GOAL: Find every line in the records below that holds the word "sorte" and copy it.

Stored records
<<<<

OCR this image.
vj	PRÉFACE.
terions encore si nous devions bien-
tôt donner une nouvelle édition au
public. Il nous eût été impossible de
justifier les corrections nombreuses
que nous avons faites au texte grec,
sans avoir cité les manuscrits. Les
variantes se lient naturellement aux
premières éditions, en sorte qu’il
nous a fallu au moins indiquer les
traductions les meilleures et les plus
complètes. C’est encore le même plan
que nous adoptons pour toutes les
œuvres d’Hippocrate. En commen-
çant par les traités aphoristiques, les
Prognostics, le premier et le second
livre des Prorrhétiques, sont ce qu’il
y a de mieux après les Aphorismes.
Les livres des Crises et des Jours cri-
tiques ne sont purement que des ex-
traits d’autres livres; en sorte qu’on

>>>>
<<<<

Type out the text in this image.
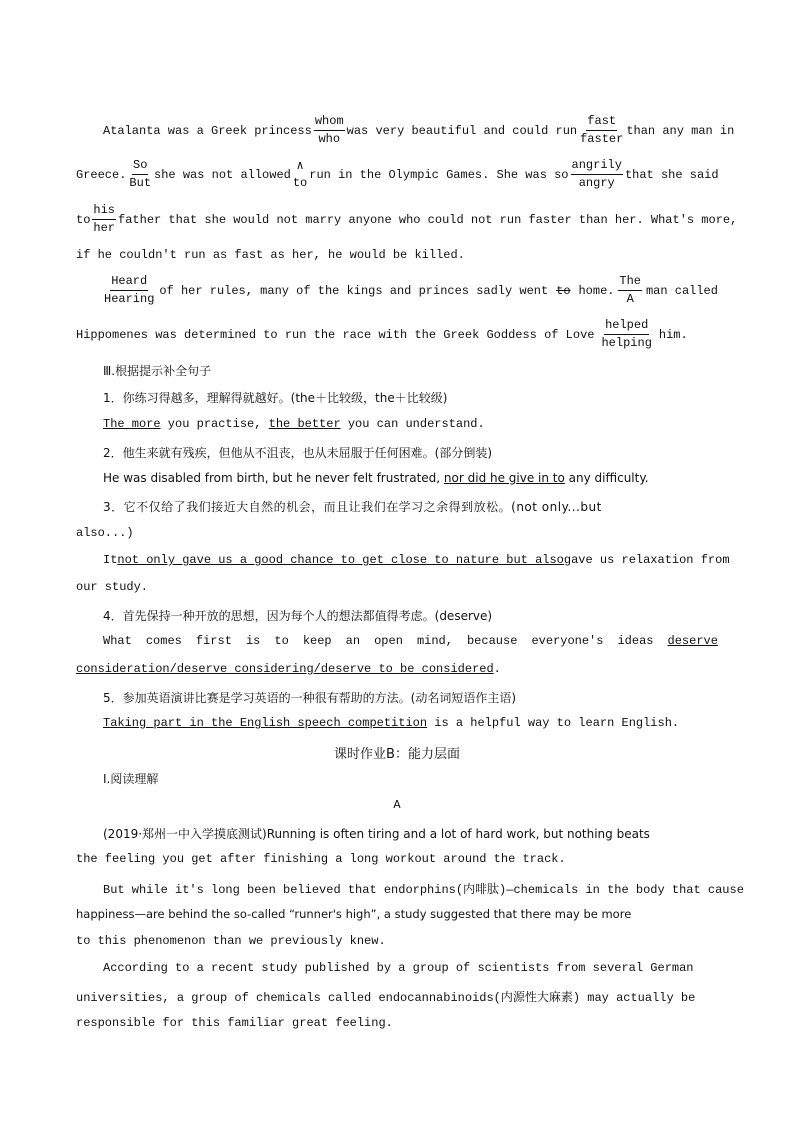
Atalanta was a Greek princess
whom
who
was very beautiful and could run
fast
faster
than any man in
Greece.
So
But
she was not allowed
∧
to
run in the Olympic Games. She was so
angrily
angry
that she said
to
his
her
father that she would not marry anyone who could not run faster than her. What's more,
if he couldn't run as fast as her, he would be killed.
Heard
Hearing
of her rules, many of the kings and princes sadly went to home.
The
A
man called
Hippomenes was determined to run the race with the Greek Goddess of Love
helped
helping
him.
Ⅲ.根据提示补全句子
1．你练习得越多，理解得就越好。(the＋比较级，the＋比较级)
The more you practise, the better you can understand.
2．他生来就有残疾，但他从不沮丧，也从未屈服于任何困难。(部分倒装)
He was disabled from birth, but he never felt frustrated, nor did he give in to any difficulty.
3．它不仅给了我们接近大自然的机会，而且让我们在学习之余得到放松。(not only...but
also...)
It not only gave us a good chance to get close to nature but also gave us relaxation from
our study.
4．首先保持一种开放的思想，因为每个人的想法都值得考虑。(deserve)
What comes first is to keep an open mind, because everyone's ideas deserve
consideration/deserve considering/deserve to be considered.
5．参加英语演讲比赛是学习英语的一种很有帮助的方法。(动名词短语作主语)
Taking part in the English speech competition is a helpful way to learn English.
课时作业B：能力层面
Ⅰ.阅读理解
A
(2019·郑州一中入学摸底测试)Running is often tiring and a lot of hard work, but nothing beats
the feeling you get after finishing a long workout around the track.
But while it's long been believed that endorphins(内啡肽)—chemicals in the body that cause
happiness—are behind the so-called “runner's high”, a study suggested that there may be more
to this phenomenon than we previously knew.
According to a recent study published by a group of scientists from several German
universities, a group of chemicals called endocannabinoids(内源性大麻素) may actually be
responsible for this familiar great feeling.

>>>>
<<<<

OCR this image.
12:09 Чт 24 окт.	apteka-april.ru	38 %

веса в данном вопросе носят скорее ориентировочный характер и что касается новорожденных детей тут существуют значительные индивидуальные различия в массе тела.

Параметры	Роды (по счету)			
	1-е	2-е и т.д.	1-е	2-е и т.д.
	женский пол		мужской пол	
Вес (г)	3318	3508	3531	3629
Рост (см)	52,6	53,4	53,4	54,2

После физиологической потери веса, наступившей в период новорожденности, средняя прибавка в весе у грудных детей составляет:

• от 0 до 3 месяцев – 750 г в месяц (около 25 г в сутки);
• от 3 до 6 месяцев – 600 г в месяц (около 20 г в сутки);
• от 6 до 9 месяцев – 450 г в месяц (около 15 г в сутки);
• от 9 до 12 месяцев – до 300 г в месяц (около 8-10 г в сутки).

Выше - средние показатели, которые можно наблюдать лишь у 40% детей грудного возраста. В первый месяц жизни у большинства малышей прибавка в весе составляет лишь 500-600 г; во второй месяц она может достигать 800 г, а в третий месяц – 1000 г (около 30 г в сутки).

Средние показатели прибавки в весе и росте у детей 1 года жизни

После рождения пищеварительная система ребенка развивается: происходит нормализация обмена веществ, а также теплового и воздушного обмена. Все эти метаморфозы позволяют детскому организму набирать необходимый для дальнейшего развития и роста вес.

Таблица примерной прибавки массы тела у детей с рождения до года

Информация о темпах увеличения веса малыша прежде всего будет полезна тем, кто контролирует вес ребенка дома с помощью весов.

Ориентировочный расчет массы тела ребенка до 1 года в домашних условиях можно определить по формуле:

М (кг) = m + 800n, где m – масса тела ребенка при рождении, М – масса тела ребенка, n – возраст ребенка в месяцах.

>>>>

SOLUTION FOR THIS TASK:
premières éditions, en sorte qu’il
traits d’autres livres; en sorte qu’on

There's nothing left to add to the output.